WHAT IS BEING ASKED: Please copy the data below word for word, keeping every line unchanged and in its original order.

EXTRACTED INFORMATION:
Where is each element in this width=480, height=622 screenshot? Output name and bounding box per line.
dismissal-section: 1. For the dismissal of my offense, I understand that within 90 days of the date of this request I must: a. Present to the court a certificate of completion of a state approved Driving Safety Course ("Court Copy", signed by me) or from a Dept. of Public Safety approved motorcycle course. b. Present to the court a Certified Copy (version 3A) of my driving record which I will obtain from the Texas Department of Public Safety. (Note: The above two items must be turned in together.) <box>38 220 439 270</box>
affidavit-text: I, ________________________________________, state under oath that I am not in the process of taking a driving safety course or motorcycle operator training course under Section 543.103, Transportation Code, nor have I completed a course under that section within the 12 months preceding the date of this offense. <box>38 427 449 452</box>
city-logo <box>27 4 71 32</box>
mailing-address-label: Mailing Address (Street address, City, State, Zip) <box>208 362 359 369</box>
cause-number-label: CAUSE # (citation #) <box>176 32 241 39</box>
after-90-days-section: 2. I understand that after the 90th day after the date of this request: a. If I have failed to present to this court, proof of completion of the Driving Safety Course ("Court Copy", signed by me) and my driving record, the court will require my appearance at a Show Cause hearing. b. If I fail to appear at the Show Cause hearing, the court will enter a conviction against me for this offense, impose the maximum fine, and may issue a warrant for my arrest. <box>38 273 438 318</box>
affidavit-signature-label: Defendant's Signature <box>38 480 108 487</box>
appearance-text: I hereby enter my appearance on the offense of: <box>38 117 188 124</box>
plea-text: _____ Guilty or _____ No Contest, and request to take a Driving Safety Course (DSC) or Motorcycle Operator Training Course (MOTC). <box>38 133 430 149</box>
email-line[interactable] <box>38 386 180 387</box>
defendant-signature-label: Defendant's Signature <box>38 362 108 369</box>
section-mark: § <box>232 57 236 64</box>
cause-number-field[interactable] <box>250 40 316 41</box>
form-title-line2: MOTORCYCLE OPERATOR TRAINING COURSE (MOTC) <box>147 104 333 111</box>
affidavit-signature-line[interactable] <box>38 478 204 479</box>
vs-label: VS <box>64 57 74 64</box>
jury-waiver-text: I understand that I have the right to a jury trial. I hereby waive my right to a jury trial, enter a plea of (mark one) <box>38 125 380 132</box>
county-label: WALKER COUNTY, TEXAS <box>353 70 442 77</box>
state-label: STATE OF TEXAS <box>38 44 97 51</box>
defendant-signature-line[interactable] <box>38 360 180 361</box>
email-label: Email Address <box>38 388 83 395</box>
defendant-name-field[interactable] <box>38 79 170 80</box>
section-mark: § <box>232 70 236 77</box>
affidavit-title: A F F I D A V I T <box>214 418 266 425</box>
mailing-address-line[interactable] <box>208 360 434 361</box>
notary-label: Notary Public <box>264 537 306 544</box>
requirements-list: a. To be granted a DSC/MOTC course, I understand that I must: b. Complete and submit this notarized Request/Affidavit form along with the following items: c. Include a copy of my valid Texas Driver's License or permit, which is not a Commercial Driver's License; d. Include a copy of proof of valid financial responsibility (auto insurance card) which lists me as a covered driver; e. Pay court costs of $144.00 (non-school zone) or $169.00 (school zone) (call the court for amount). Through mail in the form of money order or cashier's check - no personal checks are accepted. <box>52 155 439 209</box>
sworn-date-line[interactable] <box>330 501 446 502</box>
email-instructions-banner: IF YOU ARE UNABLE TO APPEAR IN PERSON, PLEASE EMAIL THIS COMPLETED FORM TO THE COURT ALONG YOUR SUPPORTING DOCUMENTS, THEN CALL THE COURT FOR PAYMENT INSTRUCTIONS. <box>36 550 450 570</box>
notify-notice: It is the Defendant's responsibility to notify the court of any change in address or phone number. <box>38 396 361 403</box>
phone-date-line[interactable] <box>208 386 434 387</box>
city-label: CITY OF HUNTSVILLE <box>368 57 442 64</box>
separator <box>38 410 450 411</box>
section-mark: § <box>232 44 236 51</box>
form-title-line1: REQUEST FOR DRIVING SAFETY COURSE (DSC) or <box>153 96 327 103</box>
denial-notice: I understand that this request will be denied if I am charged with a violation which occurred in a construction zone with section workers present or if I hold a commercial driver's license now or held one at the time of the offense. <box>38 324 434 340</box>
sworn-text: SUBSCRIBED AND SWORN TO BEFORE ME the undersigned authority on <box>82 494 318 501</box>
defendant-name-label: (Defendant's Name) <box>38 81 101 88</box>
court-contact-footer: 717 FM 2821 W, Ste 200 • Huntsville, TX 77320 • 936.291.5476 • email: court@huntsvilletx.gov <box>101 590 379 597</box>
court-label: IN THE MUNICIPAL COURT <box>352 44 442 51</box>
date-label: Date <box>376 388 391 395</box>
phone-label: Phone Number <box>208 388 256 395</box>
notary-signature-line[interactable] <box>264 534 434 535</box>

WRITTEN ANSWER:
Where is each element in this width=480, height=622 screenshot? Output name and bounding box per line.
dismissal-section: 1. For the dismissal of my offense, I understand that within 90 days of the date of this request I must: a. Present to the court a certificate of completion of a state approved Driving Safety Course ("Court Copy", signed by me) or from a Dept. of Public Safety approved motorcycle course. b. Present to the court a Certified Copy (version 3A) of my driving record which I will obtain from the Texas Department of Public Safety. (Note: The above two items must be turned in together.) <box>38 220 439 270</box>
affidavit-text: I, ________________________________________, state under oath that I am not in the process of taking a driving safety course or motorcycle operator training course under Section 543.103, Transportation Code, nor have I completed a course under that section within the 12 months preceding the date of this offense. <box>38 427 449 452</box>
city-logo <box>27 4 71 32</box>
mailing-address-label: Mailing Address (Street address, City, State, Zip) <box>208 362 359 369</box>
cause-number-label: CAUSE # (citation #) <box>176 32 241 39</box>
after-90-days-section: 2. I understand that after the 90th day after the date of this request: a. If I have failed to present to this court, proof of completion of the Driving Safety Course ("Court Copy", signed by me) and my driving record, the court will require my appearance at a Show Cause hearing. b. If I fail to appear at the Show Cause hearing, the court will enter a conviction against me for this offense, impose the maximum fine, and may issue a warrant for my arrest. <box>38 273 438 318</box>
affidavit-signature-label: Defendant's Signature <box>38 480 108 487</box>
appearance-text: I hereby enter my appearance on the offense of: <box>38 117 188 124</box>
plea-text: _____ Guilty or _____ No Contest, and request to take a Driving Safety Course (DSC) or Motorcycle Operator Training Course (MOTC). <box>38 133 430 149</box>
email-line[interactable] <box>38 386 180 387</box>
defendant-signature-label: Defendant's Signature <box>38 362 108 369</box>
section-mark: § <box>232 57 236 64</box>
cause-number-field[interactable] <box>250 40 316 41</box>
form-title-line2: MOTORCYCLE OPERATOR TRAINING COURSE (MOTC) <box>147 104 333 111</box>
affidavit-signature-line[interactable] <box>38 478 204 479</box>
vs-label: VS <box>64 57 74 64</box>
jury-waiver-text: I understand that I have the right to a jury trial. I hereby waive my right to a jury trial, enter a plea of (mark one) <box>38 125 380 132</box>
county-label: WALKER COUNTY, TEXAS <box>353 70 442 77</box>
state-label: STATE OF TEXAS <box>38 44 97 51</box>
defendant-signature-line[interactable] <box>38 360 180 361</box>
email-label: Email Address <box>38 388 83 395</box>
defendant-name-field[interactable] <box>38 79 170 80</box>
section-mark: § <box>232 70 236 77</box>
affidavit-title: A F F I D A V I T <box>214 418 266 425</box>
mailing-address-line[interactable] <box>208 360 434 361</box>
notary-label: Notary Public <box>264 537 306 544</box>
requirements-list: a. To be granted a DSC/MOTC course, I understand that I must: b. Complete and submit this notarized Request/Affidavit form along with the following items: c. Include a copy of my valid Texas Driver's License or permit, which is not a Commercial Driver's License; d. Include a copy of proof of valid financial responsibility (auto insurance card) which lists me as a covered driver; e. Pay court costs of $144.00 (non-school zone) or $169.00 (school zone) (call the court for amount). Through mail in the form of money order or cashier's check - no personal checks are accepted. <box>52 155 439 209</box>
sworn-date-line[interactable] <box>330 501 446 502</box>
email-instructions-banner: IF YOU ARE UNABLE TO APPEAR IN PERSON, PLEASE EMAIL THIS COMPLETED FORM TO THE COURT ALONG YOUR SUPPORTING DOCUMENTS, THEN CALL THE COURT FOR PAYMENT INSTRUCTIONS. <box>36 550 450 570</box>
notify-notice: It is the Defendant's responsibility to notify the court of any change in address or phone number. <box>38 396 361 403</box>
phone-date-line[interactable] <box>208 386 434 387</box>
city-label: CITY OF HUNTSVILLE <box>368 57 442 64</box>
separator <box>38 410 450 411</box>
section-mark: § <box>232 44 236 51</box>
form-title-line1: REQUEST FOR DRIVING SAFETY COURSE (DSC) or <box>153 96 327 103</box>
denial-notice: I understand that this request will be denied if I am charged with a violation which occurred in a construction zone with section workers present or if I hold a commercial driver's license now or held one at the time of the offense. <box>38 324 434 340</box>
sworn-text: SUBSCRIBED AND SWORN TO BEFORE ME the undersigned authority on <box>82 494 318 501</box>
defendant-name-label: (Defendant's Name) <box>38 81 101 88</box>
court-contact-footer: 717 FM 2821 W, Ste 200 • Huntsville, TX 77320 • 936.291.5476 • email: court@huntsvilletx.gov <box>101 590 379 597</box>
court-label: IN THE MUNICIPAL COURT <box>352 44 442 51</box>
date-label: Date <box>376 388 391 395</box>
phone-label: Phone Number <box>208 388 256 395</box>
notary-signature-line[interactable] <box>264 534 434 535</box>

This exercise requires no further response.